--- START RECORDS TO PROCESS ---

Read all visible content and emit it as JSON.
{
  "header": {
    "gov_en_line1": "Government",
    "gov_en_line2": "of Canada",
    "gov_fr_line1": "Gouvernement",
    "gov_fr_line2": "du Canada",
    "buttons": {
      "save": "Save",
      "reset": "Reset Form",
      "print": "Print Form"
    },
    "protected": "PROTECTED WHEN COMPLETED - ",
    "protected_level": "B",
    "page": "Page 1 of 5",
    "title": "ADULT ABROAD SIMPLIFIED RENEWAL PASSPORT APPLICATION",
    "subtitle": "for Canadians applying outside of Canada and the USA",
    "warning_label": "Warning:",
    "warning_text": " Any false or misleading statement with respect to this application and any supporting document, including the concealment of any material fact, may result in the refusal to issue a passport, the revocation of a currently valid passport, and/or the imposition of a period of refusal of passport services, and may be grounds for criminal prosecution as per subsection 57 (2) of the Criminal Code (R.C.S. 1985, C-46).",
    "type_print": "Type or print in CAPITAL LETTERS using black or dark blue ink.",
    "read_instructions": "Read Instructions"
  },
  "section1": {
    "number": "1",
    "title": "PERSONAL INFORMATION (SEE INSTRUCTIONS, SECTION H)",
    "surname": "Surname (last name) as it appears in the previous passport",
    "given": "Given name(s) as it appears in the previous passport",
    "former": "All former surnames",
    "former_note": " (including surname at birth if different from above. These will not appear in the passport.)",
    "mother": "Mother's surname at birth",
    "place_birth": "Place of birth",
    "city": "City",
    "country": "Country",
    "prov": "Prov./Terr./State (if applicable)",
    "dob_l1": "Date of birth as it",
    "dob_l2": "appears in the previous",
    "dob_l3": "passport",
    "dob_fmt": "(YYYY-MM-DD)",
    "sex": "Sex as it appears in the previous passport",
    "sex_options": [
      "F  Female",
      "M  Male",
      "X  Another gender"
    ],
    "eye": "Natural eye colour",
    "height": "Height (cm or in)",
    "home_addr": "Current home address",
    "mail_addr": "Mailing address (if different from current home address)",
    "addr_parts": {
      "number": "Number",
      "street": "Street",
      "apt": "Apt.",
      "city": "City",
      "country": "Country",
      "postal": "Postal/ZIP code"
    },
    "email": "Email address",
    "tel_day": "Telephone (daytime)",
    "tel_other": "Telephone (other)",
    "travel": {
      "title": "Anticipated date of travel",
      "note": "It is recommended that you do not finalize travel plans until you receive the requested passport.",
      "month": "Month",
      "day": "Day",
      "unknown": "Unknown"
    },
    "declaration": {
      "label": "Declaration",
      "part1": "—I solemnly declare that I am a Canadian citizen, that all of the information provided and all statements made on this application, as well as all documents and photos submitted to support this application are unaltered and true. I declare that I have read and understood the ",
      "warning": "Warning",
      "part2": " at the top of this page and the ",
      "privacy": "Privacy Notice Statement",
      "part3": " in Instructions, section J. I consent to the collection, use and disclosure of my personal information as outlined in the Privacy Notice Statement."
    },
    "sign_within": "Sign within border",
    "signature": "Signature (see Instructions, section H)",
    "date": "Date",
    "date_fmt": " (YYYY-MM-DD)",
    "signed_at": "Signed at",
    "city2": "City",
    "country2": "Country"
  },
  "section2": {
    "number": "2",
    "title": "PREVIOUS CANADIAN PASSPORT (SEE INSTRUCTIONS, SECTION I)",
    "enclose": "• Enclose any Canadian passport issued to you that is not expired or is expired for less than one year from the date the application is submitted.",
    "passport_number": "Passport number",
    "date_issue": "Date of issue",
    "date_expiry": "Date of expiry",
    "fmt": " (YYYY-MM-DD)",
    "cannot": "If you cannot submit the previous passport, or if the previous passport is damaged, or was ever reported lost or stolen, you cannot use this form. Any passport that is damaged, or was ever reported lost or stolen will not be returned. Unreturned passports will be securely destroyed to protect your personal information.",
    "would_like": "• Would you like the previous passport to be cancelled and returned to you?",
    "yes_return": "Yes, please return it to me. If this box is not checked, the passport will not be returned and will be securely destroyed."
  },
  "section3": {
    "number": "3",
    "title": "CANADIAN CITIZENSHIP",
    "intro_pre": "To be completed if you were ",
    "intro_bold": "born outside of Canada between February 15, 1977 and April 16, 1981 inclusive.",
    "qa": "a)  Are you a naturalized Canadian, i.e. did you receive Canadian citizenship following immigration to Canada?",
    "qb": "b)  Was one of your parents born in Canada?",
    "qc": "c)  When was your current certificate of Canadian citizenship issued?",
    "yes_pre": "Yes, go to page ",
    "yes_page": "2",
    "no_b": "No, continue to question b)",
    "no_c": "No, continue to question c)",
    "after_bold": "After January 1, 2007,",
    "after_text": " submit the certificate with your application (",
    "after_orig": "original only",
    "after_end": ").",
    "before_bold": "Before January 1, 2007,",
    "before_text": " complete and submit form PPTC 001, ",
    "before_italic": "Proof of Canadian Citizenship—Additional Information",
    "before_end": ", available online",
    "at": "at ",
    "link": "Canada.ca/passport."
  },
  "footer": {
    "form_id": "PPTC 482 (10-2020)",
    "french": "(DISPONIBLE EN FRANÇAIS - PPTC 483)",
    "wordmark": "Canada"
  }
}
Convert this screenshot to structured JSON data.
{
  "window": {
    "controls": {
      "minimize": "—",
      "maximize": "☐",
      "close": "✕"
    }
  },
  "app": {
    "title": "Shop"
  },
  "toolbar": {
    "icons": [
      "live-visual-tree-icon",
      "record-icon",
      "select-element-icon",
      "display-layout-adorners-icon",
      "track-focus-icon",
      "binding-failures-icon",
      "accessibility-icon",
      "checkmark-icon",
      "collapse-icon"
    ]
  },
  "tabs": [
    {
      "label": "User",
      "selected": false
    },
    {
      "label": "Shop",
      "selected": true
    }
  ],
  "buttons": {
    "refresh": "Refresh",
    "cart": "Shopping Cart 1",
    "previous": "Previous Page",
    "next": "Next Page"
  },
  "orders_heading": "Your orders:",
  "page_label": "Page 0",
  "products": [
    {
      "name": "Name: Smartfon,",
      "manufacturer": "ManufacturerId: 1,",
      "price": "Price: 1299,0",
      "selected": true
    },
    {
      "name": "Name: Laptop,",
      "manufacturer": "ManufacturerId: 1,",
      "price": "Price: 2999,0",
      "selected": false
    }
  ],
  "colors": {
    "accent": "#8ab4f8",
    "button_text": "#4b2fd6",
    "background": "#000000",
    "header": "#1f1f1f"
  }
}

--- END RECORDS TO PROCESS ---

▶ [STATED GOAL]: Starting at the line that contains "Convert this screenshot", repeat each line exactly through the last one in the listing. Include both of those lines and nothing more.

▶ [WRITTEN REPLY]:
Convert this screenshot to structured JSON data.
{
  "window": {
    "controls": {
      "minimize": "—",
      "maximize": "☐",
      "close": "✕"
    }
  },
  "app": {
    "title": "Shop"
  },
  "toolbar": {
    "icons": [
      "live-visual-tree-icon",
      "record-icon",
      "select-element-icon",
      "display-layout-adorners-icon",
      "track-focus-icon",
      "binding-failures-icon",
      "accessibility-icon",
      "checkmark-icon",
      "collapse-icon"
    ]
  },
  "tabs": [
    {
      "label": "User",
      "selected": false
    },
    {
      "label": "Shop",
      "selected": true
    }
  ],
  "buttons": {
    "refresh": "Refresh",
    "cart": "Shopping Cart 1",
    "previous": "Previous Page",
    "next": "Next Page"
  },
  "orders_heading": "Your orders:",
  "page_label": "Page 0",
  "products": [
    {
      "name": "Name: Smartfon,",
      "manufacturer": "ManufacturerId: 1,",
      "price": "Price: 1299,0",
      "selected": true
    },
    {
      "name": "Name: Laptop,",
      "manufacturer": "ManufacturerId: 1,",
      "price": "Price: 2999,0",
      "selected": false
    }
  ],
  "colors": {
    "accent": "#8ab4f8",
    "button_text": "#4b2fd6",
    "background": "#000000",
    "header": "#1f1f1f"
  }
}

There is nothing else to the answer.